Exercise
Give all the lines below again, exactly, with no pictures.

Data tied to figure images
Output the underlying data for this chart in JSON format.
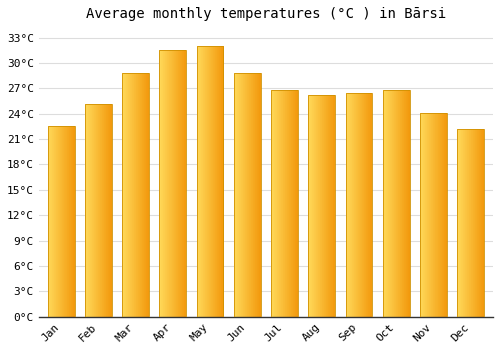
{
  "title": "Average monthly temperatures (°C ) in Bārsi",
  "months": [
    "Jan",
    "Feb",
    "Mar",
    "Apr",
    "May",
    "Jun",
    "Jul",
    "Aug",
    "Sep",
    "Oct",
    "Nov",
    "Dec"
  ],
  "values": [
    22.5,
    25.2,
    28.8,
    31.5,
    32.0,
    28.8,
    26.8,
    26.2,
    26.5,
    26.8,
    24.1,
    22.2
  ],
  "bar_color_left": "#FFCC44",
  "bar_color_right": "#F5A000",
  "bar_outline_color": "#D09000",
  "background_color": "#ffffff",
  "grid_color": "#dddddd",
  "ylim": [
    0,
    34
  ],
  "yticks": [
    0,
    3,
    6,
    9,
    12,
    15,
    18,
    21,
    24,
    27,
    30,
    33
  ],
  "title_fontsize": 10,
  "tick_fontsize": 8,
  "font_family": "monospace",
  "bar_width": 0.72
}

In response
Output the underlying data for this chart in JSON format.
{
  "title": "Average monthly temperatures (°C ) in Bārsi",
  "months": [
    "Jan",
    "Feb",
    "Mar",
    "Apr",
    "May",
    "Jun",
    "Jul",
    "Aug",
    "Sep",
    "Oct",
    "Nov",
    "Dec"
  ],
  "values": [
    22.5,
    25.2,
    28.8,
    31.5,
    32.0,
    28.8,
    26.8,
    26.2,
    26.5,
    26.8,
    24.1,
    22.2
  ],
  "bar_color_left": "#FFCC44",
  "bar_color_right": "#F5A000",
  "bar_outline_color": "#D09000",
  "background_color": "#ffffff",
  "grid_color": "#dddddd",
  "ylim": [
    0,
    34
  ],
  "yticks": [
    0,
    3,
    6,
    9,
    12,
    15,
    18,
    21,
    24,
    27,
    30,
    33
  ],
  "title_fontsize": 10,
  "tick_fontsize": 8,
  "font_family": "monospace",
  "bar_width": 0.72
}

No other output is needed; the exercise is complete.